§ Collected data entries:
========

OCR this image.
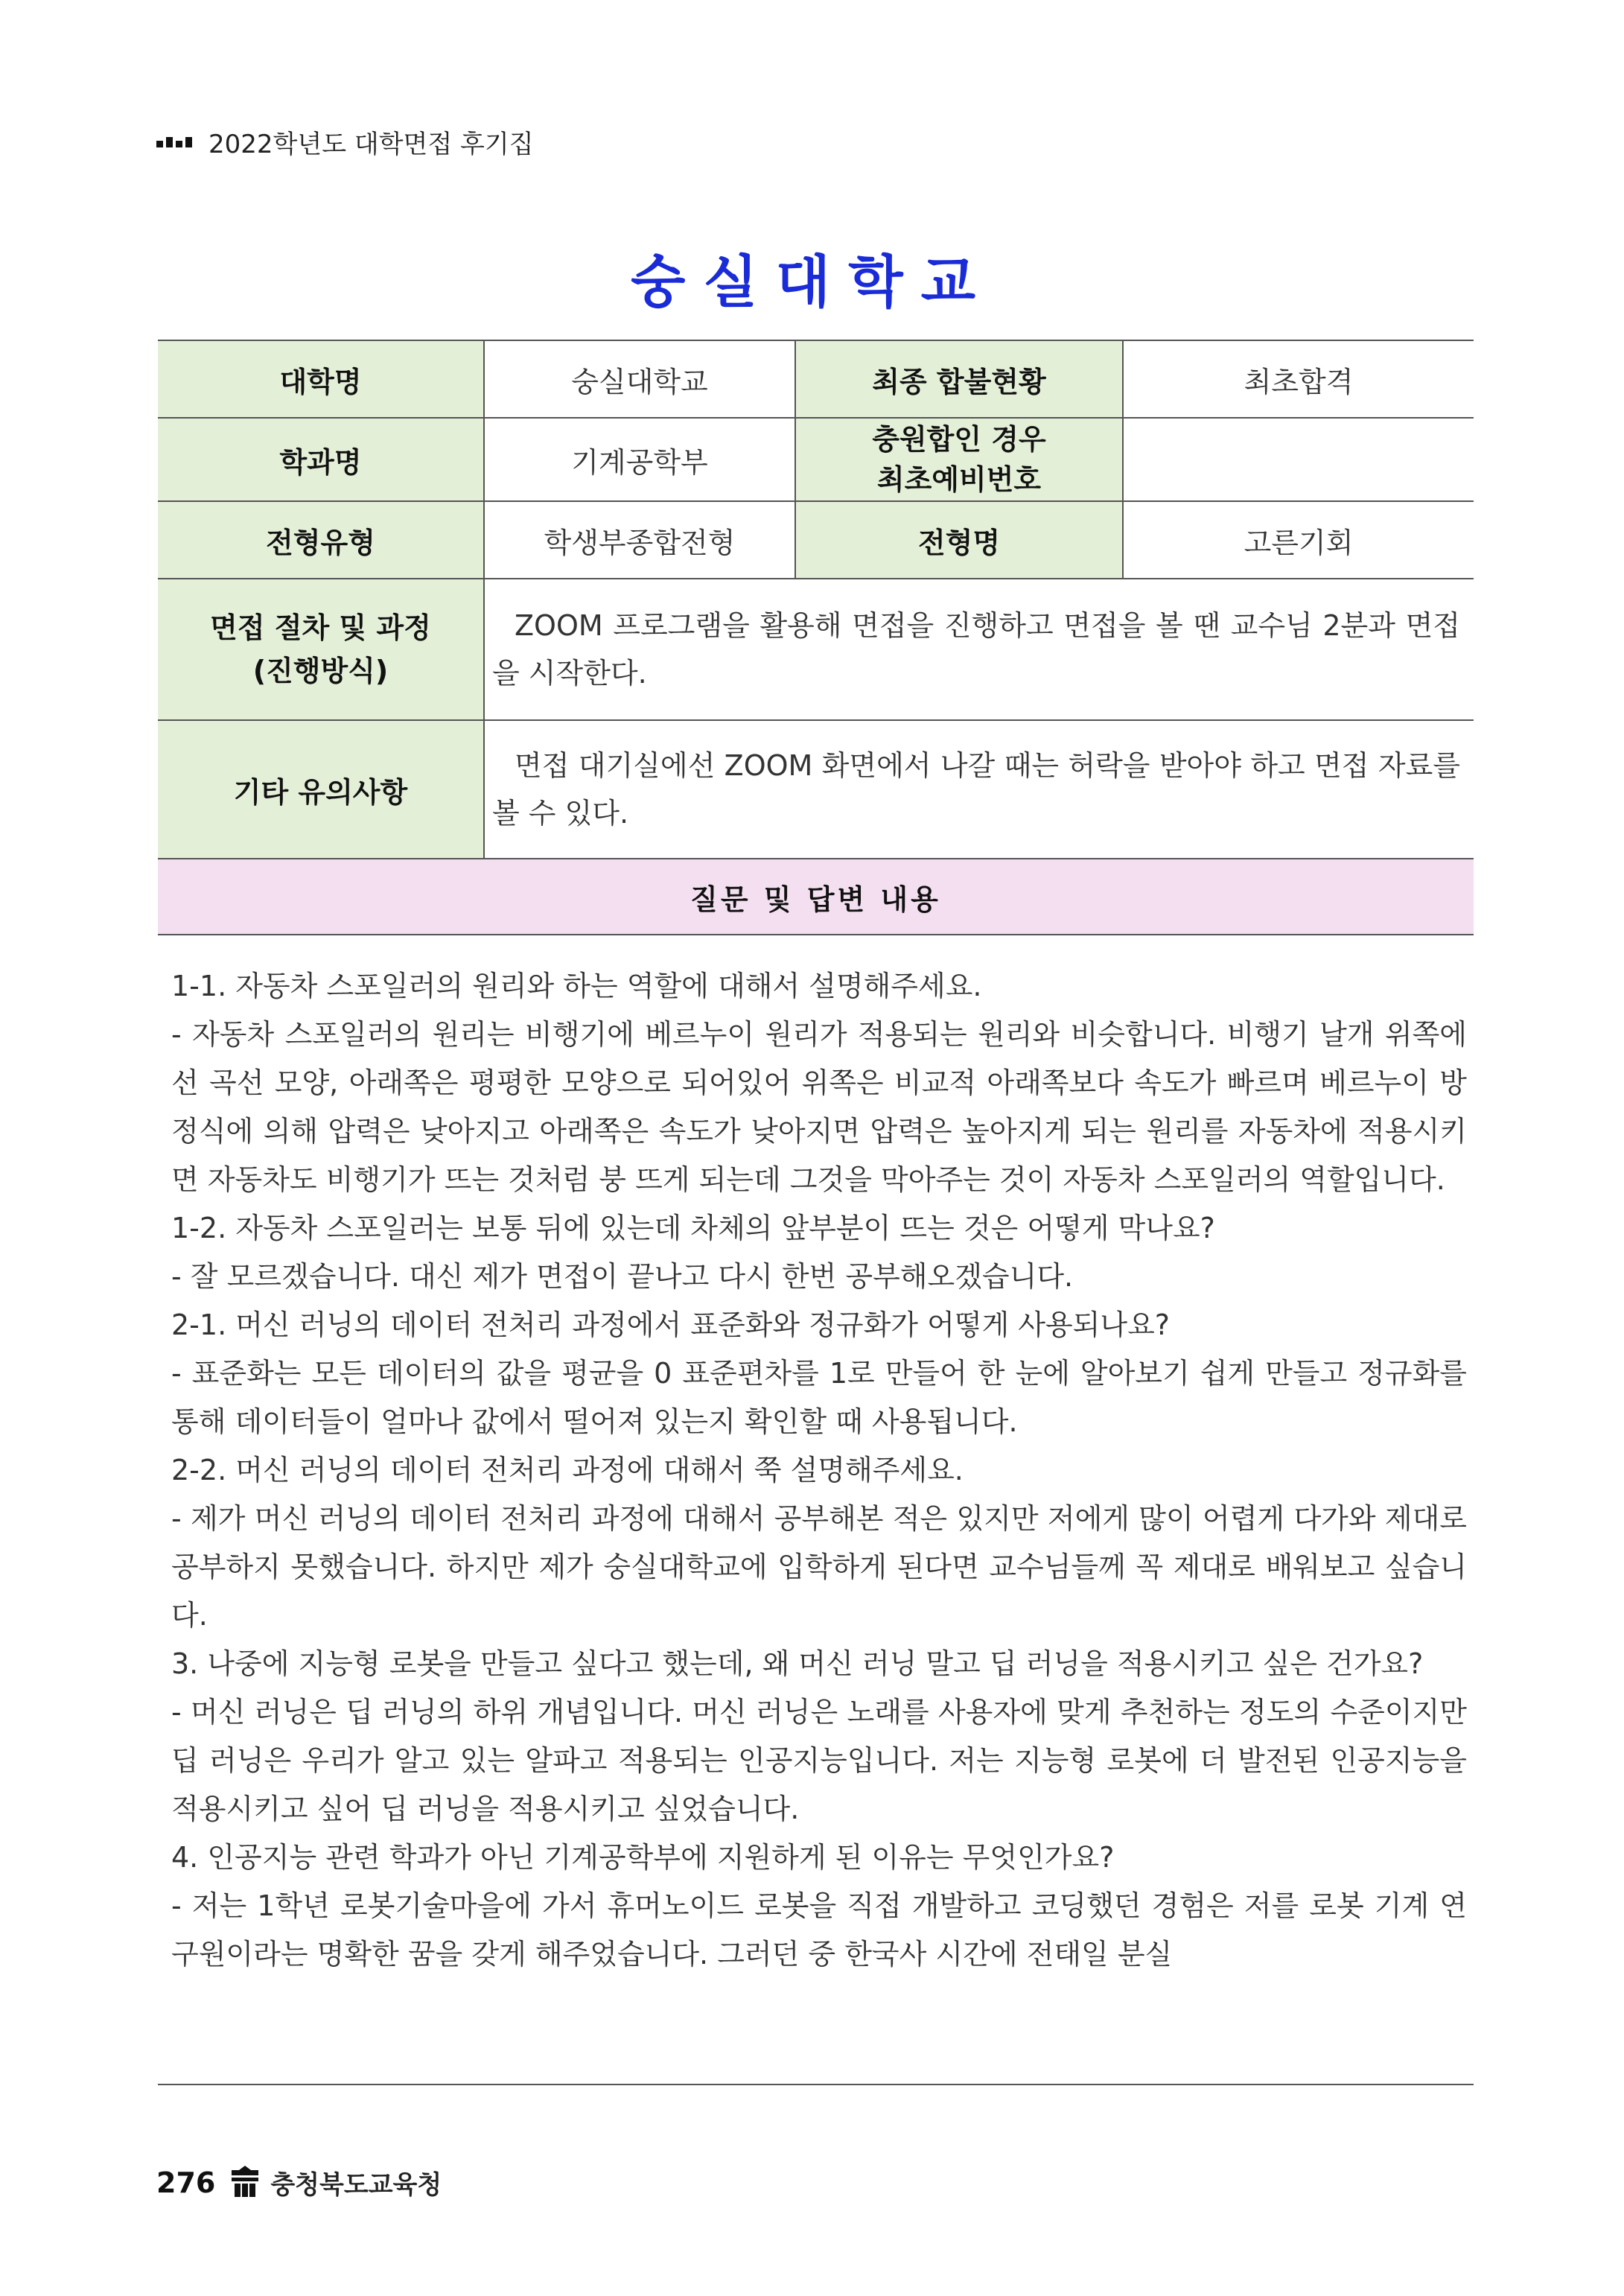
2022학년도 대학면접 후기집
숭실대학교
대학명	숭실대학교	최종 합불현황	최초합격
학과명	기계공학부	충원합인 경우
최초예비번호	

전형유형	학생부종합전형	전형명	고른기회

면접 절차 및 과정
(진행방식)	ZOOM 프로그램을 활용해 면접을 진행하고 면접을 볼 땐 교수님 2분과 면접을 시작한다.		

기타 유의사항	면접 대기실에선 ZOOM 화면에서 나갈 때는 허락을 받아야 하고 면접 자료를 볼 수 있다.		

질문 및 답변 내용			

1-1. 자동차 스포일러의 원리와 하는 역할에 대해서 설명해주세요.

- 자동차 스포일러의 원리는 비행기에 베르누이 원리가 적용되는 원리와 비슷합니다. 비행기 날개 위쪽에선 곡선 모양, 아래쪽은 평평한 모양으로 되어있어 위쪽은 비교적 아래쪽보다 속도가 빠르며 베르누이 방정식에 의해 압력은 낮아지고 아래쪽은 속도가 낮아지면 압력은 높아지게 되는 원리를 자동차에 적용시키면 자동차도 비행기가 뜨는 것처럼 붕 뜨게 되는데 그것을 막아주는 것이 자동차 스포일러의 역할입니다.

1-2. 자동차 스포일러는 보통 뒤에 있는데 차체의 앞부분이 뜨는 것은 어떻게 막나요?

- 잘 모르겠습니다. 대신 제가 면접이 끝나고 다시 한번 공부해오겠습니다.

2-1. 머신 러닝의 데이터 전처리 과정에서 표준화와 정규화가 어떻게 사용되나요?

- 표준화는 모든 데이터의 값을 평균을 0 표준편차를 1로 만들어 한 눈에 알아보기 쉽게 만들고 정규화를 통해 데이터들이 얼마나 값에서 떨어져 있는지 확인할 때 사용됩니다.

2-2. 머신 러닝의 데이터 전처리 과정에 대해서 쭉 설명해주세요.

- 제가 머신 러닝의 데이터 전처리 과정에 대해서 공부해본 적은 있지만 저에게 많이 어렵게 다가와 제대로 공부하지 못했습니다. 하지만 제가 숭실대학교에 입학하게 된다면 교수님들께 꼭 제대로 배워보고 싶습니다.

3. 나중에 지능형 로봇을 만들고 싶다고 했는데, 왜 머신 러닝 말고 딥 러닝을 적용시키고 싶은 건가요?

- 머신 러닝은 딥 러닝의 하위 개념입니다. 머신 러닝은 노래를 사용자에 맞게 추천하는 정도의 수준이지만 딥 러닝은 우리가 알고 있는 알파고 적용되는 인공지능입니다. 저는 지능형 로봇에 더 발전된 인공지능을 적용시키고 싶어 딥 러닝을 적용시키고 싶었습니다.

4. 인공지능 관련 학과가 아닌 기계공학부에 지원하게 된 이유는 무엇인가요?

- 저는 1학년 로봇기술마을에 가서 휴머노이드 로봇을 직접 개발하고 코딩했던 경험은 저를 로봇 기계 연구원이라는 명확한 꿈을 갖게 해주었습니다. 그러던 중 한국사 시간에 전태일 분실

276 충청북도교육청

========

§ Exercise instructions: Print every record above exactly as written, leaving out the pictures.

§ Solution to the problem:
OCR this image.
2022학년도 대학면접 후기집
숭실대학교
대학명	숭실대학교	최종 합불현황	최초합격
학과명	기계공학부	충원합인 경우
최초예비번호	

전형유형	학생부종합전형	전형명	고른기회

면접 절차 및 과정
(진행방식)	ZOOM 프로그램을 활용해 면접을 진행하고 면접을 볼 땐 교수님 2분과 면접을 시작한다.		

기타 유의사항	면접 대기실에선 ZOOM 화면에서 나갈 때는 허락을 받아야 하고 면접 자료를 볼 수 있다.		

질문 및 답변 내용			

1-1. 자동차 스포일러의 원리와 하는 역할에 대해서 설명해주세요.

- 자동차 스포일러의 원리는 비행기에 베르누이 원리가 적용되는 원리와 비슷합니다. 비행기 날개 위쪽에선 곡선 모양, 아래쪽은 평평한 모양으로 되어있어 위쪽은 비교적 아래쪽보다 속도가 빠르며 베르누이 방정식에 의해 압력은 낮아지고 아래쪽은 속도가 낮아지면 압력은 높아지게 되는 원리를 자동차에 적용시키면 자동차도 비행기가 뜨는 것처럼 붕 뜨게 되는데 그것을 막아주는 것이 자동차 스포일러의 역할입니다.

1-2. 자동차 스포일러는 보통 뒤에 있는데 차체의 앞부분이 뜨는 것은 어떻게 막나요?

- 잘 모르겠습니다. 대신 제가 면접이 끝나고 다시 한번 공부해오겠습니다.

2-1. 머신 러닝의 데이터 전처리 과정에서 표준화와 정규화가 어떻게 사용되나요?

- 표준화는 모든 데이터의 값을 평균을 0 표준편차를 1로 만들어 한 눈에 알아보기 쉽게 만들고 정규화를 통해 데이터들이 얼마나 값에서 떨어져 있는지 확인할 때 사용됩니다.

2-2. 머신 러닝의 데이터 전처리 과정에 대해서 쭉 설명해주세요.

- 제가 머신 러닝의 데이터 전처리 과정에 대해서 공부해본 적은 있지만 저에게 많이 어렵게 다가와 제대로 공부하지 못했습니다. 하지만 제가 숭실대학교에 입학하게 된다면 교수님들께 꼭 제대로 배워보고 싶습니다.

3. 나중에 지능형 로봇을 만들고 싶다고 했는데, 왜 머신 러닝 말고 딥 러닝을 적용시키고 싶은 건가요?

- 머신 러닝은 딥 러닝의 하위 개념입니다. 머신 러닝은 노래를 사용자에 맞게 추천하는 정도의 수준이지만 딥 러닝은 우리가 알고 있는 알파고 적용되는 인공지능입니다. 저는 지능형 로봇에 더 발전된 인공지능을 적용시키고 싶어 딥 러닝을 적용시키고 싶었습니다.

4. 인공지능 관련 학과가 아닌 기계공학부에 지원하게 된 이유는 무엇인가요?

- 저는 1학년 로봇기술마을에 가서 휴머노이드 로봇을 직접 개발하고 코딩했던 경험은 저를 로봇 기계 연구원이라는 명확한 꿈을 갖게 해주었습니다. 그러던 중 한국사 시간에 전태일 분실

276 충청북도교육청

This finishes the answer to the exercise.